Records
========================

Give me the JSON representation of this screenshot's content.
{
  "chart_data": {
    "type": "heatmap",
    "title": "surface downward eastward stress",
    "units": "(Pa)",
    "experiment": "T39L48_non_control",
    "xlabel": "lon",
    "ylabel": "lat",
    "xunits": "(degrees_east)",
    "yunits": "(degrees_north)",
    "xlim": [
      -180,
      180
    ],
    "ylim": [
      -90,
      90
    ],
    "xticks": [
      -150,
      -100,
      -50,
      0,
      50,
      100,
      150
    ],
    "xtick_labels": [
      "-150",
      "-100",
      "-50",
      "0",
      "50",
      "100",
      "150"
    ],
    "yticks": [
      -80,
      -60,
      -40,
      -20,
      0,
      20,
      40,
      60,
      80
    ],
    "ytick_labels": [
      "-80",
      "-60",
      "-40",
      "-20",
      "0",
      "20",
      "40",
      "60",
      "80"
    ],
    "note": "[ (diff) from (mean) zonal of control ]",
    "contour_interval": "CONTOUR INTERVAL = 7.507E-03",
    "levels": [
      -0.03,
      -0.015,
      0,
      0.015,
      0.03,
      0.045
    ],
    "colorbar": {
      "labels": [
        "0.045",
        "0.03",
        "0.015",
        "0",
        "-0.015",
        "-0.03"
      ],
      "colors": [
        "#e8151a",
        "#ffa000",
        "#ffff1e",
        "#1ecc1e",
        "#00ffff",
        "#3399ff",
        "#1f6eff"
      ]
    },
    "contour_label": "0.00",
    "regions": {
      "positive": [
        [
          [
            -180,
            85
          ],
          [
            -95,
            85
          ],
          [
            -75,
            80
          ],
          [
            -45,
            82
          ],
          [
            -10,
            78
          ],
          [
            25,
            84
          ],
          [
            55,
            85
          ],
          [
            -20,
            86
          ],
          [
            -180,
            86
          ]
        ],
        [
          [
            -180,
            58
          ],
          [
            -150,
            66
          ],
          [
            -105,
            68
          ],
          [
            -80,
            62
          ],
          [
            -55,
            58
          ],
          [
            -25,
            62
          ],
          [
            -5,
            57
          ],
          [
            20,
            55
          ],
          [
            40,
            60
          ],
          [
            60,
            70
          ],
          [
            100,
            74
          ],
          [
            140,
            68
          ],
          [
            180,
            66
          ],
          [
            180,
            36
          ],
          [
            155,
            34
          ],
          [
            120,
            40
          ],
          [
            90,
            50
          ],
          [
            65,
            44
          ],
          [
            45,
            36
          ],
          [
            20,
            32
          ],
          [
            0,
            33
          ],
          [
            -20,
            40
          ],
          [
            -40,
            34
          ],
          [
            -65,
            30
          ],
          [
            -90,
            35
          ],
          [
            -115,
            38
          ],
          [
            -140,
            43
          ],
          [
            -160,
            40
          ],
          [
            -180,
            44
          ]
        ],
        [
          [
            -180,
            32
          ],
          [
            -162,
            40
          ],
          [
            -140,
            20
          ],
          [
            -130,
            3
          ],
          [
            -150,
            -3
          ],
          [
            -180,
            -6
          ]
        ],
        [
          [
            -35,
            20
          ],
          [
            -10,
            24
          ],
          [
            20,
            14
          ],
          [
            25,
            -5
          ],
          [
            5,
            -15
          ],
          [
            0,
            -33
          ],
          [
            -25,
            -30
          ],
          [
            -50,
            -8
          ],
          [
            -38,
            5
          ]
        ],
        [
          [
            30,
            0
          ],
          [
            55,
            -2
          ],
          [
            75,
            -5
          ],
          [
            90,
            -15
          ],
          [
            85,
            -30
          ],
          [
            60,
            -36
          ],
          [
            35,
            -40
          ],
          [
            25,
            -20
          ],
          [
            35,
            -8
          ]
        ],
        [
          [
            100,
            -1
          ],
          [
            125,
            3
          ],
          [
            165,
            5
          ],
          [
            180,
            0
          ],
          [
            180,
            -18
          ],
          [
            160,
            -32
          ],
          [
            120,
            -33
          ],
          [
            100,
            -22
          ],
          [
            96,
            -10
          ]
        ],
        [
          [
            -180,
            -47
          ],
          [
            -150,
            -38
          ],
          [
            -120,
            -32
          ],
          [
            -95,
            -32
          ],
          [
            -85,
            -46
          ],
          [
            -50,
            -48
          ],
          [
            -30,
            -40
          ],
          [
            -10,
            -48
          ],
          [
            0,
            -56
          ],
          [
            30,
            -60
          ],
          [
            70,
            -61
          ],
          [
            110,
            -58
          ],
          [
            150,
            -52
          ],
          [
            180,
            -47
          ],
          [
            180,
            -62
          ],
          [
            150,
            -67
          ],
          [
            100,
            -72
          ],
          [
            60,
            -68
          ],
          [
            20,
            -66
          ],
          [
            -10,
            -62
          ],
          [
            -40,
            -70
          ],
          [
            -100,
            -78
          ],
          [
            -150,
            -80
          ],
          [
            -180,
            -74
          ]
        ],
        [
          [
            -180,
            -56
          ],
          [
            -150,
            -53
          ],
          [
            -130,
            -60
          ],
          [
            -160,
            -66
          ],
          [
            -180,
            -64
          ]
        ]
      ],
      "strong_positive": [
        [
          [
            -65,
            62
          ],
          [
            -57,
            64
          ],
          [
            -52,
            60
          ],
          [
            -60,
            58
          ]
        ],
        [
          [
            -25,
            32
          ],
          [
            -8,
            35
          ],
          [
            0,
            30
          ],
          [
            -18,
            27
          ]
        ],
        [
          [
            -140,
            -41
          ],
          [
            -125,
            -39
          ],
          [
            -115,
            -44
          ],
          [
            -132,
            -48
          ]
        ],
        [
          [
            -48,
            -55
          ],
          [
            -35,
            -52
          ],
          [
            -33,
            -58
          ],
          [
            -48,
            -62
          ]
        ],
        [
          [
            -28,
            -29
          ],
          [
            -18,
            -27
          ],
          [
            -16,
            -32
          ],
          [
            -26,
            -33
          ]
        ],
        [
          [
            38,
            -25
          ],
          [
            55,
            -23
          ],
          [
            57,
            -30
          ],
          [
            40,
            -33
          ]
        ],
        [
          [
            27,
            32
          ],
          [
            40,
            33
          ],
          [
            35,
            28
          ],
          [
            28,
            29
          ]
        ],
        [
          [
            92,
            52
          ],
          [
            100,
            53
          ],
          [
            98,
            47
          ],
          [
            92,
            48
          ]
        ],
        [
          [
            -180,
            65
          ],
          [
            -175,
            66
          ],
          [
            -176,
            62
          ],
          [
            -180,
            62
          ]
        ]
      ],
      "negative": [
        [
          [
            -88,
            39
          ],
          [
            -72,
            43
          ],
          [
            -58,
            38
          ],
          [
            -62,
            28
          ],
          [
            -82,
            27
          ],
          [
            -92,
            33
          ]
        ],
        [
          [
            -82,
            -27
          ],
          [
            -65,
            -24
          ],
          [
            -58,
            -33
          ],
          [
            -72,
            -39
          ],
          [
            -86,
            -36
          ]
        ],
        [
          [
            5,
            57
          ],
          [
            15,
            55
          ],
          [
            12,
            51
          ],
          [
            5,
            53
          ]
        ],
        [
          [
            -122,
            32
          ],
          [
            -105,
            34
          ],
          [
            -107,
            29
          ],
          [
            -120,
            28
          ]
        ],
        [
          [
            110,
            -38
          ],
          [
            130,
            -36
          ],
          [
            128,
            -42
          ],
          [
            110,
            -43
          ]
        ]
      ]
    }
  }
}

========================

[AIM OF THE EXERCISE] Return the entries above exactly as they appear.

[FINISHED EXERCISE]
Give me the JSON representation of this screenshot's content.
{
  "chart_data": {
    "type": "heatmap",
    "title": "surface downward eastward stress",
    "units": "(Pa)",
    "experiment": "T39L48_non_control",
    "xlabel": "lon",
    "ylabel": "lat",
    "xunits": "(degrees_east)",
    "yunits": "(degrees_north)",
    "xlim": [
      -180,
      180
    ],
    "ylim": [
      -90,
      90
    ],
    "xticks": [
      -150,
      -100,
      -50,
      0,
      50,
      100,
      150
    ],
    "xtick_labels": [
      "-150",
      "-100",
      "-50",
      "0",
      "50",
      "100",
      "150"
    ],
    "yticks": [
      -80,
      -60,
      -40,
      -20,
      0,
      20,
      40,
      60,
      80
    ],
    "ytick_labels": [
      "-80",
      "-60",
      "-40",
      "-20",
      "0",
      "20",
      "40",
      "60",
      "80"
    ],
    "note": "[ (diff) from (mean) zonal of control ]",
    "contour_interval": "CONTOUR INTERVAL = 7.507E-03",
    "levels": [
      -0.03,
      -0.015,
      0,
      0.015,
      0.03,
      0.045
    ],
    "colorbar": {
      "labels": [
        "0.045",
        "0.03",
        "0.015",
        "0",
        "-0.015",
        "-0.03"
      ],
      "colors": [
        "#e8151a",
        "#ffa000",
        "#ffff1e",
        "#1ecc1e",
        "#00ffff",
        "#3399ff",
        "#1f6eff"
      ]
    },
    "contour_label": "0.00",
    "regions": {
      "positive": [
        [
          [
            -180,
            85
          ],
          [
            -95,
            85
          ],
          [
            -75,
            80
          ],
          [
            -45,
            82
          ],
          [
            -10,
            78
          ],
          [
            25,
            84
          ],
          [
            55,
            85
          ],
          [
            -20,
            86
          ],
          [
            -180,
            86
          ]
        ],
        [
          [
            -180,
            58
          ],
          [
            -150,
            66
          ],
          [
            -105,
            68
          ],
          [
            -80,
            62
          ],
          [
            -55,
            58
          ],
          [
            -25,
            62
          ],
          [
            -5,
            57
          ],
          [
            20,
            55
          ],
          [
            40,
            60
          ],
          [
            60,
            70
          ],
          [
            100,
            74
          ],
          [
            140,
            68
          ],
          [
            180,
            66
          ],
          [
            180,
            36
          ],
          [
            155,
            34
          ],
          [
            120,
            40
          ],
          [
            90,
            50
          ],
          [
            65,
            44
          ],
          [
            45,
            36
          ],
          [
            20,
            32
          ],
          [
            0,
            33
          ],
          [
            -20,
            40
          ],
          [
            -40,
            34
          ],
          [
            -65,
            30
          ],
          [
            -90,
            35
          ],
          [
            -115,
            38
          ],
          [
            -140,
            43
          ],
          [
            -160,
            40
          ],
          [
            -180,
            44
          ]
        ],
        [
          [
            -180,
            32
          ],
          [
            -162,
            40
          ],
          [
            -140,
            20
          ],
          [
            -130,
            3
          ],
          [
            -150,
            -3
          ],
          [
            -180,
            -6
          ]
        ],
        [
          [
            -35,
            20
          ],
          [
            -10,
            24
          ],
          [
            20,
            14
          ],
          [
            25,
            -5
          ],
          [
            5,
            -15
          ],
          [
            0,
            -33
          ],
          [
            -25,
            -30
          ],
          [
            -50,
            -8
          ],
          [
            -38,
            5
          ]
        ],
        [
          [
            30,
            0
          ],
          [
            55,
            -2
          ],
          [
            75,
            -5
          ],
          [
            90,
            -15
          ],
          [
            85,
            -30
          ],
          [
            60,
            -36
          ],
          [
            35,
            -40
          ],
          [
            25,
            -20
          ],
          [
            35,
            -8
          ]
        ],
        [
          [
            100,
            -1
          ],
          [
            125,
            3
          ],
          [
            165,
            5
          ],
          [
            180,
            0
          ],
          [
            180,
            -18
          ],
          [
            160,
            -32
          ],
          [
            120,
            -33
          ],
          [
            100,
            -22
          ],
          [
            96,
            -10
          ]
        ],
        [
          [
            -180,
            -47
          ],
          [
            -150,
            -38
          ],
          [
            -120,
            -32
          ],
          [
            -95,
            -32
          ],
          [
            -85,
            -46
          ],
          [
            -50,
            -48
          ],
          [
            -30,
            -40
          ],
          [
            -10,
            -48
          ],
          [
            0,
            -56
          ],
          [
            30,
            -60
          ],
          [
            70,
            -61
          ],
          [
            110,
            -58
          ],
          [
            150,
            -52
          ],
          [
            180,
            -47
          ],
          [
            180,
            -62
          ],
          [
            150,
            -67
          ],
          [
            100,
            -72
          ],
          [
            60,
            -68
          ],
          [
            20,
            -66
          ],
          [
            -10,
            -62
          ],
          [
            -40,
            -70
          ],
          [
            -100,
            -78
          ],
          [
            -150,
            -80
          ],
          [
            -180,
            -74
          ]
        ],
        [
          [
            -180,
            -56
          ],
          [
            -150,
            -53
          ],
          [
            -130,
            -60
          ],
          [
            -160,
            -66
          ],
          [
            -180,
            -64
          ]
        ]
      ],
      "strong_positive": [
        [
          [
            -65,
            62
          ],
          [
            -57,
            64
          ],
          [
            -52,
            60
          ],
          [
            -60,
            58
          ]
        ],
        [
          [
            -25,
            32
          ],
          [
            -8,
            35
          ],
          [
            0,
            30
          ],
          [
            -18,
            27
          ]
        ],
        [
          [
            -140,
            -41
          ],
          [
            -125,
            -39
          ],
          [
            -115,
            -44
          ],
          [
            -132,
            -48
          ]
        ],
        [
          [
            -48,
            -55
          ],
          [
            -35,
            -52
          ],
          [
            -33,
            -58
          ],
          [
            -48,
            -62
          ]
        ],
        [
          [
            -28,
            -29
          ],
          [
            -18,
            -27
          ],
          [
            -16,
            -32
          ],
          [
            -26,
            -33
          ]
        ],
        [
          [
            38,
            -25
          ],
          [
            55,
            -23
          ],
          [
            57,
            -30
          ],
          [
            40,
            -33
          ]
        ],
        [
          [
            27,
            32
          ],
          [
            40,
            33
          ],
          [
            35,
            28
          ],
          [
            28,
            29
          ]
        ],
        [
          [
            92,
            52
          ],
          [
            100,
            53
          ],
          [
            98,
            47
          ],
          [
            92,
            48
          ]
        ],
        [
          [
            -180,
            65
          ],
          [
            -175,
            66
          ],
          [
            -176,
            62
          ],
          [
            -180,
            62
          ]
        ]
      ],
      "negative": [
        [
          [
            -88,
            39
          ],
          [
            -72,
            43
          ],
          [
            -58,
            38
          ],
          [
            -62,
            28
          ],
          [
            -82,
            27
          ],
          [
            -92,
            33
          ]
        ],
        [
          [
            -82,
            -27
          ],
          [
            -65,
            -24
          ],
          [
            -58,
            -33
          ],
          [
            -72,
            -39
          ],
          [
            -86,
            -36
          ]
        ],
        [
          [
            5,
            57
          ],
          [
            15,
            55
          ],
          [
            12,
            51
          ],
          [
            5,
            53
          ]
        ],
        [
          [
            -122,
            32
          ],
          [
            -105,
            34
          ],
          [
            -107,
            29
          ],
          [
            -120,
            28
          ]
        ],
        [
          [
            110,
            -38
          ],
          [
            130,
            -36
          ],
          [
            128,
            -42
          ],
          [
            110,
            -43
          ]
        ]
      ]
    }
  }
}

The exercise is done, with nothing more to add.